Aim of the task:
Copy word for word the entries from the first line through the line containing "stat-population: 24 Population", inclusive.

Region boundary data
☆ ☆ ☆ ☆
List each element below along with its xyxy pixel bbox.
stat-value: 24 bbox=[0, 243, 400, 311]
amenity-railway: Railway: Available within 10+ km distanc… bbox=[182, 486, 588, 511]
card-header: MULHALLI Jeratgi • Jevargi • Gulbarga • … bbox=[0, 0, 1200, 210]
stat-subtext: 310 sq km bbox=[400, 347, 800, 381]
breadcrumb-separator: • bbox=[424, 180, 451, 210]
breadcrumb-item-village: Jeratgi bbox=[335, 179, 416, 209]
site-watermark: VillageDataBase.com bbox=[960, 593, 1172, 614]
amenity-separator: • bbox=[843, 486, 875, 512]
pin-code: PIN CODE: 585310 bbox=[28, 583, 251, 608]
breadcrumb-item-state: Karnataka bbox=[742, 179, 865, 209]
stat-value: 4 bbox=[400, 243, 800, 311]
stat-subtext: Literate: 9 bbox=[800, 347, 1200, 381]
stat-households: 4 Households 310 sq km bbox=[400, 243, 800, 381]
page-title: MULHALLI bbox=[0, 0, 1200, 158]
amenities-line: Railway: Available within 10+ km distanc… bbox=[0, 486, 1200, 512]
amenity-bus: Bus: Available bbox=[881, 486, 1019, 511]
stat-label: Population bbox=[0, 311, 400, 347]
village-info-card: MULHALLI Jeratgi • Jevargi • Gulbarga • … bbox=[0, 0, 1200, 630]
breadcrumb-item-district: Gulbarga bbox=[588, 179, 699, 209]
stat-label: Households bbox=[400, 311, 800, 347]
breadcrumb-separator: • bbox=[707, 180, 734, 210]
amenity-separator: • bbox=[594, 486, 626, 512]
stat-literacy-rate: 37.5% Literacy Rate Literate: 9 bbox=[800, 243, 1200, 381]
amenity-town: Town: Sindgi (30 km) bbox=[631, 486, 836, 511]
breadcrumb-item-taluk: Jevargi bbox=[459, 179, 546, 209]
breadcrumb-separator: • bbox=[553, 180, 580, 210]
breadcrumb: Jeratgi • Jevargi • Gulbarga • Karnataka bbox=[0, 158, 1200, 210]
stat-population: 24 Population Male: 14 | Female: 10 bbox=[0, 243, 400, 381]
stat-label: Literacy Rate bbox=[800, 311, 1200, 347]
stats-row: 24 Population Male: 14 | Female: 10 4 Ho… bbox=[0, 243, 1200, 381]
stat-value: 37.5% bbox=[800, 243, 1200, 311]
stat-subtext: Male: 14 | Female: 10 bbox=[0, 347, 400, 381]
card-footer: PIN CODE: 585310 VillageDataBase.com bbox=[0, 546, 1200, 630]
☆ ☆ ☆ ☆
Output below:
List each element below along with its xyxy pixel bbox.
stat-value: 24 bbox=[0, 243, 400, 311]
amenity-railway: Railway: Available within 10+ km distanc… bbox=[182, 486, 588, 511]
card-header: MULHALLI Jeratgi • Jevargi • Gulbarga • … bbox=[0, 0, 1200, 210]
stat-subtext: 310 sq km bbox=[400, 347, 800, 381]
breadcrumb-separator: • bbox=[424, 180, 451, 210]
breadcrumb-item-village: Jeratgi bbox=[335, 179, 416, 209]
site-watermark: VillageDataBase.com bbox=[960, 593, 1172, 614]
amenity-separator: • bbox=[843, 486, 875, 512]
pin-code: PIN CODE: 585310 bbox=[28, 583, 251, 608]
breadcrumb-item-state: Karnataka bbox=[742, 179, 865, 209]
stat-value: 4 bbox=[400, 243, 800, 311]
stat-subtext: Literate: 9 bbox=[800, 347, 1200, 381]
stat-households: 4 Households 310 sq km bbox=[400, 243, 800, 381]
page-title: MULHALLI bbox=[0, 0, 1200, 158]
amenities-line: Railway: Available within 10+ km distanc… bbox=[0, 486, 1200, 512]
amenity-bus: Bus: Available bbox=[881, 486, 1019, 511]
stat-label: Population bbox=[0, 311, 400, 347]
village-info-card: MULHALLI Jeratgi • Jevargi • Gulbarga • … bbox=[0, 0, 1200, 630]
breadcrumb-item-district: Gulbarga bbox=[588, 179, 699, 209]
stat-label: Households bbox=[400, 311, 800, 347]
breadcrumb-separator: • bbox=[707, 180, 734, 210]
amenity-separator: • bbox=[594, 486, 626, 512]
stat-literacy-rate: 37.5% Literacy Rate Literate: 9 bbox=[800, 243, 1200, 381]
amenity-town: Town: Sindgi (30 km) bbox=[631, 486, 836, 511]
breadcrumb-item-taluk: Jevargi bbox=[459, 179, 546, 209]
breadcrumb-separator: • bbox=[553, 180, 580, 210]
breadcrumb: Jeratgi • Jevargi • Gulbarga • Karnataka bbox=[0, 158, 1200, 210]
stat-population: 24 Population Male: 14 | Female: 10 bbox=[0, 243, 400, 381]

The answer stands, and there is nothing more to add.